Given exercise >>
Reproduce the whole listing, character for character.

Input rows >>
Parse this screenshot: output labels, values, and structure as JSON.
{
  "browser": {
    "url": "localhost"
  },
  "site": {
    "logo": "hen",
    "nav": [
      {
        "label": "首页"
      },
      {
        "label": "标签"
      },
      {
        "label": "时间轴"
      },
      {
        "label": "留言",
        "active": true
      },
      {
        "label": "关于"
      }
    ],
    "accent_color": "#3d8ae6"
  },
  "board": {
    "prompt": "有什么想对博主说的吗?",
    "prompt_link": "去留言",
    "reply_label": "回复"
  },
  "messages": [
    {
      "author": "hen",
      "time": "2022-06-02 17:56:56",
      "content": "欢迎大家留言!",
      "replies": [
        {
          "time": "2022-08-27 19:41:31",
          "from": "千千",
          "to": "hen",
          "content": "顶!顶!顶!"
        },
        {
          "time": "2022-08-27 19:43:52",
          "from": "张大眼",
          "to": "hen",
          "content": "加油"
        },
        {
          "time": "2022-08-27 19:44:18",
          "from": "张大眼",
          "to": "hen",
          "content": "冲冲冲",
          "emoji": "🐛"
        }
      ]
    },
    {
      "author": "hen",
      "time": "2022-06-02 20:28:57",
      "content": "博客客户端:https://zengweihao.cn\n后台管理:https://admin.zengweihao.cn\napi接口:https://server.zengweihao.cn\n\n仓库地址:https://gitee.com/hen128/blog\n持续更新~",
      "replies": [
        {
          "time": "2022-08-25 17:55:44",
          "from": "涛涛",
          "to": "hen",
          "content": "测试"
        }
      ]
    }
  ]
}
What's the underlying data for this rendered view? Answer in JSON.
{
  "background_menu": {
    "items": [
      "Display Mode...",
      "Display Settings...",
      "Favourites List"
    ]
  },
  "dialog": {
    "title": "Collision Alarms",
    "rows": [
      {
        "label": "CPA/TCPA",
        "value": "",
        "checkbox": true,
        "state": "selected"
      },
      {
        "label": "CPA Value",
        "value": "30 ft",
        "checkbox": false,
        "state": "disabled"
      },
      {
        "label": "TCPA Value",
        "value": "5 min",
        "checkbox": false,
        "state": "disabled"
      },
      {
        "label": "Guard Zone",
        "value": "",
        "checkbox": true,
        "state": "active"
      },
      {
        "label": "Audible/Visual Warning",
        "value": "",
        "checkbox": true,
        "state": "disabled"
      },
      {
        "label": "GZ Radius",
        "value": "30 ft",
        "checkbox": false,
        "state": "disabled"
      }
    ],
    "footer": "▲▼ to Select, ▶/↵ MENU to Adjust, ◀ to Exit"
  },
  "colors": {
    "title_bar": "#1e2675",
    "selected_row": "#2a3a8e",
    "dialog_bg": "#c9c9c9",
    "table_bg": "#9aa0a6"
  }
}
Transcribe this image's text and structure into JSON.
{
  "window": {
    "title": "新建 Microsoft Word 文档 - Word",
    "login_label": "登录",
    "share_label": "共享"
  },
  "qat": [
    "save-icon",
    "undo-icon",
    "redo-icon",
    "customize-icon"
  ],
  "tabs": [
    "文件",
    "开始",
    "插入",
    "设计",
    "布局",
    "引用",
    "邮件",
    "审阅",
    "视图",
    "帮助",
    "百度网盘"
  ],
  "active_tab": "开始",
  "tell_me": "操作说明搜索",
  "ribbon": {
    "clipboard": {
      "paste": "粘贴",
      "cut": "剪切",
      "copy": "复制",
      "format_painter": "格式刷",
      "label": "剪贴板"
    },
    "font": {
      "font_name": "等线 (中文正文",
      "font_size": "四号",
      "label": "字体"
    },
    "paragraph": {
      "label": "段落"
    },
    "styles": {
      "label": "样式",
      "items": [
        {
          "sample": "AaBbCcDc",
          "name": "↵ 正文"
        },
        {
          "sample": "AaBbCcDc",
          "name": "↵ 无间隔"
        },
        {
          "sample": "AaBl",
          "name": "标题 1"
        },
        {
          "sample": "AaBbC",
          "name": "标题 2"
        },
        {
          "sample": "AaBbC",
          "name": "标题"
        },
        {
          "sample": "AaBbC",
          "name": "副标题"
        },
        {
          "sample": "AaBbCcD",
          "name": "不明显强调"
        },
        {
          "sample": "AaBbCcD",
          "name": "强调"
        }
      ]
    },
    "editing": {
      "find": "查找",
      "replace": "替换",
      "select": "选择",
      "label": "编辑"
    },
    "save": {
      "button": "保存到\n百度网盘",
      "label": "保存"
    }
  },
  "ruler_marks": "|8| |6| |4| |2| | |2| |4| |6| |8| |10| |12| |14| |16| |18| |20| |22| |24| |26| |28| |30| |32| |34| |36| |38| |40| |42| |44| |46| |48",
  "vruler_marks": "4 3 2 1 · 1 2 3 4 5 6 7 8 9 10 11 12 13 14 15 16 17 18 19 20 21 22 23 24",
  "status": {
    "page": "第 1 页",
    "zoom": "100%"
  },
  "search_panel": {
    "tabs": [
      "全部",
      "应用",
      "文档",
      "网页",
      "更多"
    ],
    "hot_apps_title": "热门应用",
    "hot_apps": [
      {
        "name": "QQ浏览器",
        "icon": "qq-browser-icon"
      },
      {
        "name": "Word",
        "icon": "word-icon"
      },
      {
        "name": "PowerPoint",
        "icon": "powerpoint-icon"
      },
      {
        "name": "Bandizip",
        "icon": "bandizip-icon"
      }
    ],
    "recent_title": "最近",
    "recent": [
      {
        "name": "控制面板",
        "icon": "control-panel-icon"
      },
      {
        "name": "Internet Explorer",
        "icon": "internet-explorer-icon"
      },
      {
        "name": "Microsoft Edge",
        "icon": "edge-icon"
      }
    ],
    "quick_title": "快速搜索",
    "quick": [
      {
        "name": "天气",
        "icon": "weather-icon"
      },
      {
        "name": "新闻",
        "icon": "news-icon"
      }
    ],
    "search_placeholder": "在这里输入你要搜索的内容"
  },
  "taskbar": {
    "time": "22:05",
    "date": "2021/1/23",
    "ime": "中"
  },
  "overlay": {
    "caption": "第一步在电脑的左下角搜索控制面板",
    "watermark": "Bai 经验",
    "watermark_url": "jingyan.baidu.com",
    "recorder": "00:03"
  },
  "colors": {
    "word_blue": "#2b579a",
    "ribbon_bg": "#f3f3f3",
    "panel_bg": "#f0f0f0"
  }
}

Response for this exercise >>
Parse this screenshot: output labels, values, and structure as JSON.
{
  "browser": {
    "url": "localhost"
  },
  "site": {
    "logo": "hen",
    "nav": [
      {
        "label": "首页"
      },
      {
        "label": "标签"
      },
      {
        "label": "时间轴"
      },
      {
        "label": "留言",
        "active": true
      },
      {
        "label": "关于"
      }
    ],
    "accent_color": "#3d8ae6"
  },
  "board": {
    "prompt": "有什么想对博主说的吗?",
    "prompt_link": "去留言",
    "reply_label": "回复"
  },
  "messages": [
    {
      "author": "hen",
      "time": "2022-06-02 17:56:56",
      "content": "欢迎大家留言!",
      "replies": [
        {
          "time": "2022-08-27 19:41:31",
          "from": "千千",
          "to": "hen",
          "content": "顶!顶!顶!"
        },
        {
          "time": "2022-08-27 19:43:52",
          "from": "张大眼",
          "to": "hen",
          "content": "加油"
        },
        {
          "time": "2022-08-27 19:44:18",
          "from": "张大眼",
          "to": "hen",
          "content": "冲冲冲",
          "emoji": "🐛"
        }
      ]
    },
    {
      "author": "hen",
      "time": "2022-06-02 20:28:57",
      "content": "博客客户端:https://zengweihao.cn\n后台管理:https://admin.zengweihao.cn\napi接口:https://server.zengweihao.cn\n\n仓库地址:https://gitee.com/hen128/blog\n持续更新~",
      "replies": [
        {
          "time": "2022-08-25 17:55:44",
          "from": "涛涛",
          "to": "hen",
          "content": "测试"
        }
      ]
    }
  ]
}
What's the underlying data for this rendered view? Answer in JSON.
{
  "background_menu": {
    "items": [
      "Display Mode...",
      "Display Settings...",
      "Favourites List"
    ]
  },
  "dialog": {
    "title": "Collision Alarms",
    "rows": [
      {
        "label": "CPA/TCPA",
        "value": "",
        "checkbox": true,
        "state": "selected"
      },
      {
        "label": "CPA Value",
        "value": "30 ft",
        "checkbox": false,
        "state": "disabled"
      },
      {
        "label": "TCPA Value",
        "value": "5 min",
        "checkbox": false,
        "state": "disabled"
      },
      {
        "label": "Guard Zone",
        "value": "",
        "checkbox": true,
        "state": "active"
      },
      {
        "label": "Audible/Visual Warning",
        "value": "",
        "checkbox": true,
        "state": "disabled"
      },
      {
        "label": "GZ Radius",
        "value": "30 ft",
        "checkbox": false,
        "state": "disabled"
      }
    ],
    "footer": "▲▼ to Select, ▶/↵ MENU to Adjust, ◀ to Exit"
  },
  "colors": {
    "title_bar": "#1e2675",
    "selected_row": "#2a3a8e",
    "dialog_bg": "#c9c9c9",
    "table_bg": "#9aa0a6"
  }
}
Transcribe this image's text and structure into JSON.
{
  "window": {
    "title": "新建 Microsoft Word 文档 - Word",
    "login_label": "登录",
    "share_label": "共享"
  },
  "qat": [
    "save-icon",
    "undo-icon",
    "redo-icon",
    "customize-icon"
  ],
  "tabs": [
    "文件",
    "开始",
    "插入",
    "设计",
    "布局",
    "引用",
    "邮件",
    "审阅",
    "视图",
    "帮助",
    "百度网盘"
  ],
  "active_tab": "开始",
  "tell_me": "操作说明搜索",
  "ribbon": {
    "clipboard": {
      "paste": "粘贴",
      "cut": "剪切",
      "copy": "复制",
      "format_painter": "格式刷",
      "label": "剪贴板"
    },
    "font": {
      "font_name": "等线 (中文正文",
      "font_size": "四号",
      "label": "字体"
    },
    "paragraph": {
      "label": "段落"
    },
    "styles": {
      "label": "样式",
      "items": [
        {
          "sample": "AaBbCcDc",
          "name": "↵ 正文"
        },
        {
          "sample": "AaBbCcDc",
          "name": "↵ 无间隔"
        },
        {
          "sample": "AaBl",
          "name": "标题 1"
        },
        {
          "sample": "AaBbC",
          "name": "标题 2"
        },
        {
          "sample": "AaBbC",
          "name": "标题"
        },
        {
          "sample": "AaBbC",
          "name": "副标题"
        },
        {
          "sample": "AaBbCcD",
          "name": "不明显强调"
        },
        {
          "sample": "AaBbCcD",
          "name": "强调"
        }
      ]
    },
    "editing": {
      "find": "查找",
      "replace": "替换",
      "select": "选择",
      "label": "编辑"
    },
    "save": {
      "button": "保存到\n百度网盘",
      "label": "保存"
    }
  },
  "ruler_marks": "|8| |6| |4| |2| | |2| |4| |6| |8| |10| |12| |14| |16| |18| |20| |22| |24| |26| |28| |30| |32| |34| |36| |38| |40| |42| |44| |46| |48",
  "vruler_marks": "4 3 2 1 · 1 2 3 4 5 6 7 8 9 10 11 12 13 14 15 16 17 18 19 20 21 22 23 24",
  "status": {
    "page": "第 1 页",
    "zoom": "100%"
  },
  "search_panel": {
    "tabs": [
      "全部",
      "应用",
      "文档",
      "网页",
      "更多"
    ],
    "hot_apps_title": "热门应用",
    "hot_apps": [
      {
        "name": "QQ浏览器",
        "icon": "qq-browser-icon"
      },
      {
        "name": "Word",
        "icon": "word-icon"
      },
      {
        "name": "PowerPoint",
        "icon": "powerpoint-icon"
      },
      {
        "name": "Bandizip",
        "icon": "bandizip-icon"
      }
    ],
    "recent_title": "最近",
    "recent": [
      {
        "name": "控制面板",
        "icon": "control-panel-icon"
      },
      {
        "name": "Internet Explorer",
        "icon": "internet-explorer-icon"
      },
      {
        "name": "Microsoft Edge",
        "icon": "edge-icon"
      }
    ],
    "quick_title": "快速搜索",
    "quick": [
      {
        "name": "天气",
        "icon": "weather-icon"
      },
      {
        "name": "新闻",
        "icon": "news-icon"
      }
    ],
    "search_placeholder": "在这里输入你要搜索的内容"
  },
  "taskbar": {
    "time": "22:05",
    "date": "2021/1/23",
    "ime": "中"
  },
  "overlay": {
    "caption": "第一步在电脑的左下角搜索控制面板",
    "watermark": "Bai 经验",
    "watermark_url": "jingyan.baidu.com",
    "recorder": "00:03"
  },
  "colors": {
    "word_blue": "#2b579a",
    "ribbon_bg": "#f3f3f3",
    "panel_bg": "#f0f0f0"
  }
}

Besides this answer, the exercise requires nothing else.